Exercise goal: Tally every line of the listing below that holds "does", then give the tally alone.

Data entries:
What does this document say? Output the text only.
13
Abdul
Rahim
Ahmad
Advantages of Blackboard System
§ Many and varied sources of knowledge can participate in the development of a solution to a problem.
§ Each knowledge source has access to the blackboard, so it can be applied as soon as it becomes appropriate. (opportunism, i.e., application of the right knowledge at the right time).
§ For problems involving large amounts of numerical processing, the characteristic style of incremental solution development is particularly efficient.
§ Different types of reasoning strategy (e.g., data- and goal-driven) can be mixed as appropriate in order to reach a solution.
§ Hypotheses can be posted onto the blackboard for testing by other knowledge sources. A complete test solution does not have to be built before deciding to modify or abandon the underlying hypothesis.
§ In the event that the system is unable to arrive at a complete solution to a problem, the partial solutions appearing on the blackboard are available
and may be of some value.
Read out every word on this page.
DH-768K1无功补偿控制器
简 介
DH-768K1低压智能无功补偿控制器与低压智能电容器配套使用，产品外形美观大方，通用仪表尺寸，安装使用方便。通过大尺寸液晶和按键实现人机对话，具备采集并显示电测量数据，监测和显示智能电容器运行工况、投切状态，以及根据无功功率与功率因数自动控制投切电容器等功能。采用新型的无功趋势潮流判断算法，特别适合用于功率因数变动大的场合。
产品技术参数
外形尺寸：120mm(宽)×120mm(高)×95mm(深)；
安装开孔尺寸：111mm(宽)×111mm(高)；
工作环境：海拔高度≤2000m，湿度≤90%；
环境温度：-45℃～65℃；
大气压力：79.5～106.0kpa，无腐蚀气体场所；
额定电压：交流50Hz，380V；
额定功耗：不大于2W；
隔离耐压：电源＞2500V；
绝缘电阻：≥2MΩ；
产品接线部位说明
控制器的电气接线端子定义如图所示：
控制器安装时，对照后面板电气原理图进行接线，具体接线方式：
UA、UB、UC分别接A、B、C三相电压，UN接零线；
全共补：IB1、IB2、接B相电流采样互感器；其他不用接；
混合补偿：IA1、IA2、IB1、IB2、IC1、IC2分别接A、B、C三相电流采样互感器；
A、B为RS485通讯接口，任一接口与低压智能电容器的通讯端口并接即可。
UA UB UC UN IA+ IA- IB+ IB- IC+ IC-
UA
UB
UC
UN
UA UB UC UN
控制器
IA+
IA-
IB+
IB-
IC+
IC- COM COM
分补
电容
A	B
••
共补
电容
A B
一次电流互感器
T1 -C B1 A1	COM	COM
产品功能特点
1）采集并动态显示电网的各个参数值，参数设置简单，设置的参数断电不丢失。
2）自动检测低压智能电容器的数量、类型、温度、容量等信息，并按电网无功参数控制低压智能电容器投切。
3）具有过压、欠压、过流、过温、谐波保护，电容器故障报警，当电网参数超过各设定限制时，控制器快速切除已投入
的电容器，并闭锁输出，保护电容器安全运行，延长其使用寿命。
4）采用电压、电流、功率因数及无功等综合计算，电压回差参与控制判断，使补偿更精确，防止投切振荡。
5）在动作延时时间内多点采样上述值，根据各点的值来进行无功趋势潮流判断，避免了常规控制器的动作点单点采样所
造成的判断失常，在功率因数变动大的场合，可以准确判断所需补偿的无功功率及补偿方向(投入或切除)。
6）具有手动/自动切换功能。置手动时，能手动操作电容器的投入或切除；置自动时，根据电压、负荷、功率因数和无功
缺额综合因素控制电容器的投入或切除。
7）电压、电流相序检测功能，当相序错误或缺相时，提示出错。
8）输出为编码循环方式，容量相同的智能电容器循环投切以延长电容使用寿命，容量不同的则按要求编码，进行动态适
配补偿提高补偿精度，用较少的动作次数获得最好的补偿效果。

Problem solution: 2